To be done:
Copy all lines below exactly as written. Leave pictures out.

Data in this exercise:
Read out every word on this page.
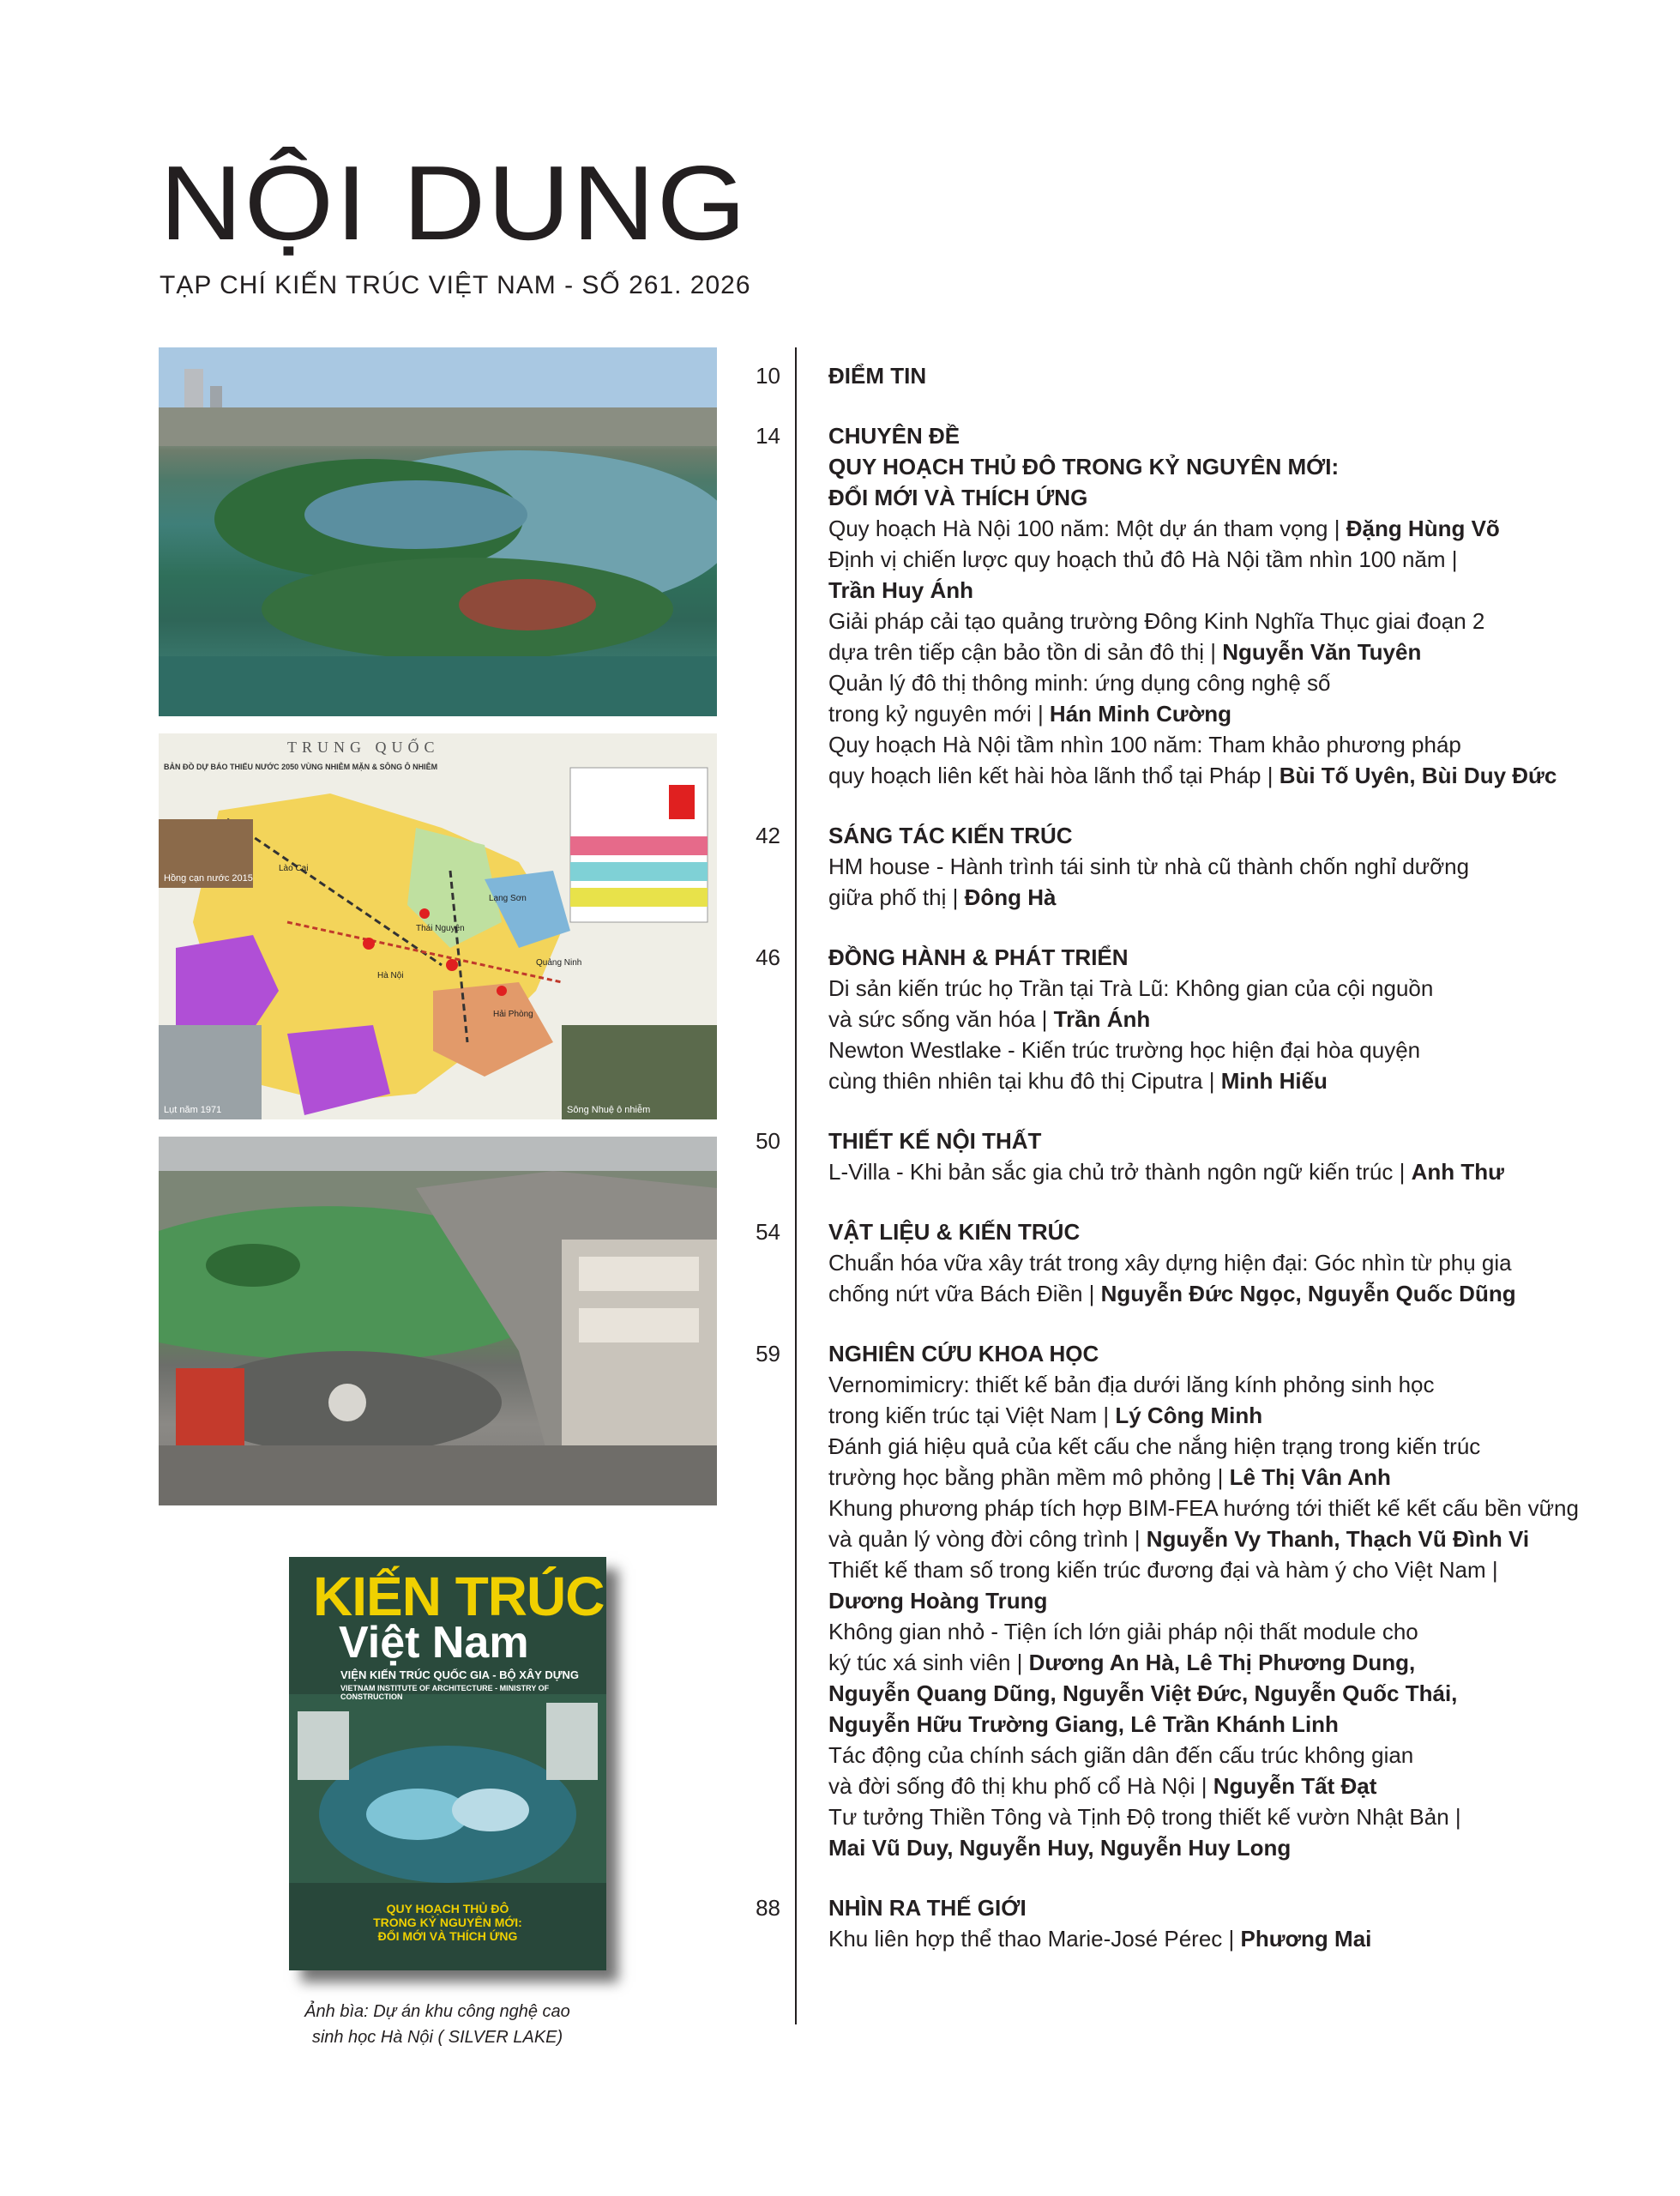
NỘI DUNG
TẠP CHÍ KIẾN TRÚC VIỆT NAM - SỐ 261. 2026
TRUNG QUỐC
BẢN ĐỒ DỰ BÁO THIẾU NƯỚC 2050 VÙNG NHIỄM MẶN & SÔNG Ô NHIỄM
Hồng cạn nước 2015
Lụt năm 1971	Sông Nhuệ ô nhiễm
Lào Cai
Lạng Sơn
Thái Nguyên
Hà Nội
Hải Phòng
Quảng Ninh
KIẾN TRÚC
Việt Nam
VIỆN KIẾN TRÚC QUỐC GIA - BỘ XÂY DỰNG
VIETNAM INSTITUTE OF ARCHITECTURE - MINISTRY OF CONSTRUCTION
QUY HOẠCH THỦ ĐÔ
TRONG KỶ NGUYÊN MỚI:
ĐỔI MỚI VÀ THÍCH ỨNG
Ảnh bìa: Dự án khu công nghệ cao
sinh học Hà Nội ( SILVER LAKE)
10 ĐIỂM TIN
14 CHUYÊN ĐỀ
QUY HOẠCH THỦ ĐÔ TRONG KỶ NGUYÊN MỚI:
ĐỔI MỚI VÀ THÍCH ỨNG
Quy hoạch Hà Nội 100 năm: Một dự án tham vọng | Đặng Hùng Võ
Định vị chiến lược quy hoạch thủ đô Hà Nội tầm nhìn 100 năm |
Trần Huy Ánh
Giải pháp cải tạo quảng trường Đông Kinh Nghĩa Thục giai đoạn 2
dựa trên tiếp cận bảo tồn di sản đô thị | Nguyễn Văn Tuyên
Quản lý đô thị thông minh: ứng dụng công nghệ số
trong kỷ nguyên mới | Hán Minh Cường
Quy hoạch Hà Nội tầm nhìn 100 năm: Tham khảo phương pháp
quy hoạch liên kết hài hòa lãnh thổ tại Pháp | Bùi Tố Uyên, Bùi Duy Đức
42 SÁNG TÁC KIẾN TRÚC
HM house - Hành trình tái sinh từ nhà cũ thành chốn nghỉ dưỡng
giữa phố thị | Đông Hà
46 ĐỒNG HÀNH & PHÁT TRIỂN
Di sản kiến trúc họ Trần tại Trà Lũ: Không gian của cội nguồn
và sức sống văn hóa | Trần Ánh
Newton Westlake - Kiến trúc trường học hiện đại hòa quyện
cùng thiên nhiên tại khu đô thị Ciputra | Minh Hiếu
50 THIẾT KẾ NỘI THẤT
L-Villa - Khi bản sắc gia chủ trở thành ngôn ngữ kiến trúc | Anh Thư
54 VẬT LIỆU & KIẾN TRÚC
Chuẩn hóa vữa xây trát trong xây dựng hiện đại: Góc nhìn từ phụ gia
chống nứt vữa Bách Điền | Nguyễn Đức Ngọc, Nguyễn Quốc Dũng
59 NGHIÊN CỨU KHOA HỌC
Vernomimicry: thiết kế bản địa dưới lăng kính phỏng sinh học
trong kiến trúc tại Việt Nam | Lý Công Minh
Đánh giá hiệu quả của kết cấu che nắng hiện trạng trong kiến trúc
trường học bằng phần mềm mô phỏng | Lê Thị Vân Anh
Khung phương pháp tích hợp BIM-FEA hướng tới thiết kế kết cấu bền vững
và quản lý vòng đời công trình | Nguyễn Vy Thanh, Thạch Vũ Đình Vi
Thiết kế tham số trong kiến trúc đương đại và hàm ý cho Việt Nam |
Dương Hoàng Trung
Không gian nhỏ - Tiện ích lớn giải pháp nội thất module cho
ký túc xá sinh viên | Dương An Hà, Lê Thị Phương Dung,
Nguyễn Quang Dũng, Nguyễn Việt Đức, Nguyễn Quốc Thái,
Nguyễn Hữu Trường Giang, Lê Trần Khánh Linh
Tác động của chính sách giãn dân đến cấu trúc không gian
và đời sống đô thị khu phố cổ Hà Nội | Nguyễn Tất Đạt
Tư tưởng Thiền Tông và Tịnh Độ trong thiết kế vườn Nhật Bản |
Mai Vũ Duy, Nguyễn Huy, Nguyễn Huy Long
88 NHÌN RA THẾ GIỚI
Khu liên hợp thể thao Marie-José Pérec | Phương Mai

Solution:
Read out every word on this page.
NỘI DUNG
TẠP CHÍ KIẾN TRÚC VIỆT NAM - SỐ 261. 2026
TRUNG QUỐC
BẢN ĐỒ DỰ BÁO THIẾU NƯỚC 2050 VÙNG NHIỄM MẶN & SÔNG Ô NHIỄM
Hồng cạn nước 2015
Lụt năm 1971	Sông Nhuệ ô nhiễm
Lào Cai
Lạng Sơn
Thái Nguyên
Hà Nội
Hải Phòng
Quảng Ninh
KIẾN TRÚC
Việt Nam
VIỆN KIẾN TRÚC QUỐC GIA - BỘ XÂY DỰNG
VIETNAM INSTITUTE OF ARCHITECTURE - MINISTRY OF CONSTRUCTION
QUY HOẠCH THỦ ĐÔ
TRONG KỶ NGUYÊN MỚI:
ĐỔI MỚI VÀ THÍCH ỨNG
Ảnh bìa: Dự án khu công nghệ cao
sinh học Hà Nội ( SILVER LAKE)
10 ĐIỂM TIN
14 CHUYÊN ĐỀ
QUY HOẠCH THỦ ĐÔ TRONG KỶ NGUYÊN MỚI:
ĐỔI MỚI VÀ THÍCH ỨNG
Quy hoạch Hà Nội 100 năm: Một dự án tham vọng | Đặng Hùng Võ
Định vị chiến lược quy hoạch thủ đô Hà Nội tầm nhìn 100 năm |
Trần Huy Ánh
Giải pháp cải tạo quảng trường Đông Kinh Nghĩa Thục giai đoạn 2
dựa trên tiếp cận bảo tồn di sản đô thị | Nguyễn Văn Tuyên
Quản lý đô thị thông minh: ứng dụng công nghệ số
trong kỷ nguyên mới | Hán Minh Cường
Quy hoạch Hà Nội tầm nhìn 100 năm: Tham khảo phương pháp
quy hoạch liên kết hài hòa lãnh thổ tại Pháp | Bùi Tố Uyên, Bùi Duy Đức
42 SÁNG TÁC KIẾN TRÚC
HM house - Hành trình tái sinh từ nhà cũ thành chốn nghỉ dưỡng
giữa phố thị | Đông Hà
46 ĐỒNG HÀNH & PHÁT TRIỂN
Di sản kiến trúc họ Trần tại Trà Lũ: Không gian của cội nguồn
và sức sống văn hóa | Trần Ánh
Newton Westlake - Kiến trúc trường học hiện đại hòa quyện
cùng thiên nhiên tại khu đô thị Ciputra | Minh Hiếu
50 THIẾT KẾ NỘI THẤT
L-Villa - Khi bản sắc gia chủ trở thành ngôn ngữ kiến trúc | Anh Thư
54 VẬT LIỆU & KIẾN TRÚC
Chuẩn hóa vữa xây trát trong xây dựng hiện đại: Góc nhìn từ phụ gia
chống nứt vữa Bách Điền | Nguyễn Đức Ngọc, Nguyễn Quốc Dũng
59 NGHIÊN CỨU KHOA HỌC
Vernomimicry: thiết kế bản địa dưới lăng kính phỏng sinh học
trong kiến trúc tại Việt Nam | Lý Công Minh
Đánh giá hiệu quả của kết cấu che nắng hiện trạng trong kiến trúc
trường học bằng phần mềm mô phỏng | Lê Thị Vân Anh
Khung phương pháp tích hợp BIM-FEA hướng tới thiết kế kết cấu bền vững
và quản lý vòng đời công trình | Nguyễn Vy Thanh, Thạch Vũ Đình Vi
Thiết kế tham số trong kiến trúc đương đại và hàm ý cho Việt Nam |
Dương Hoàng Trung
Không gian nhỏ - Tiện ích lớn giải pháp nội thất module cho
ký túc xá sinh viên | Dương An Hà, Lê Thị Phương Dung,
Nguyễn Quang Dũng, Nguyễn Việt Đức, Nguyễn Quốc Thái,
Nguyễn Hữu Trường Giang, Lê Trần Khánh Linh
Tác động của chính sách giãn dân đến cấu trúc không gian
và đời sống đô thị khu phố cổ Hà Nội | Nguyễn Tất Đạt
Tư tưởng Thiền Tông và Tịnh Độ trong thiết kế vườn Nhật Bản |
Mai Vũ Duy, Nguyễn Huy, Nguyễn Huy Long
88 NHÌN RA THẾ GIỚI
Khu liên hợp thể thao Marie-José Pérec | Phương Mai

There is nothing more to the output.